■ What the task requires ■
Check every line of the entries that follow, and copy the ones containing "folder".

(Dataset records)

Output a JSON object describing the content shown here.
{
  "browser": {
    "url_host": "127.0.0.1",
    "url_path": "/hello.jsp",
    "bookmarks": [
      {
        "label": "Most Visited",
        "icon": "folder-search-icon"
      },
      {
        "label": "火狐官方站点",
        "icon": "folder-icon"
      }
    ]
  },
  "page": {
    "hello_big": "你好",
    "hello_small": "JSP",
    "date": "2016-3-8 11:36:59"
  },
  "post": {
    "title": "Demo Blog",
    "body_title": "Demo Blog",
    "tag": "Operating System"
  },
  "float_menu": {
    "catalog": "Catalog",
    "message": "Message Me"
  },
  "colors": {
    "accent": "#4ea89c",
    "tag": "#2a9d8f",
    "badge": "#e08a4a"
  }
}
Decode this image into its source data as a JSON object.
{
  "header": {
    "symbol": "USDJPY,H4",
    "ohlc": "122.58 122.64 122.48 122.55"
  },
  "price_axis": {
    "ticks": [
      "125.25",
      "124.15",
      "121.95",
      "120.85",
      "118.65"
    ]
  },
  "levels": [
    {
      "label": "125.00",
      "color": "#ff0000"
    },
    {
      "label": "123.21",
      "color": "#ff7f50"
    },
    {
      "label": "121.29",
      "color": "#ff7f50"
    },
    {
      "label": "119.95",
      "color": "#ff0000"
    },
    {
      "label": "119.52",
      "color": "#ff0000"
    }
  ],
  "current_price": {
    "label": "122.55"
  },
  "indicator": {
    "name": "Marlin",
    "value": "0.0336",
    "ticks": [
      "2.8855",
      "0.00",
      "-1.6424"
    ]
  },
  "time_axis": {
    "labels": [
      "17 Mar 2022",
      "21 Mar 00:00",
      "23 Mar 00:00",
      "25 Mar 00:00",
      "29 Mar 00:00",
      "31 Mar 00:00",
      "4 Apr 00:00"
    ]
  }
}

■ Expected output ■
        "icon": "folder-search-icon"
        "icon": "folder-icon"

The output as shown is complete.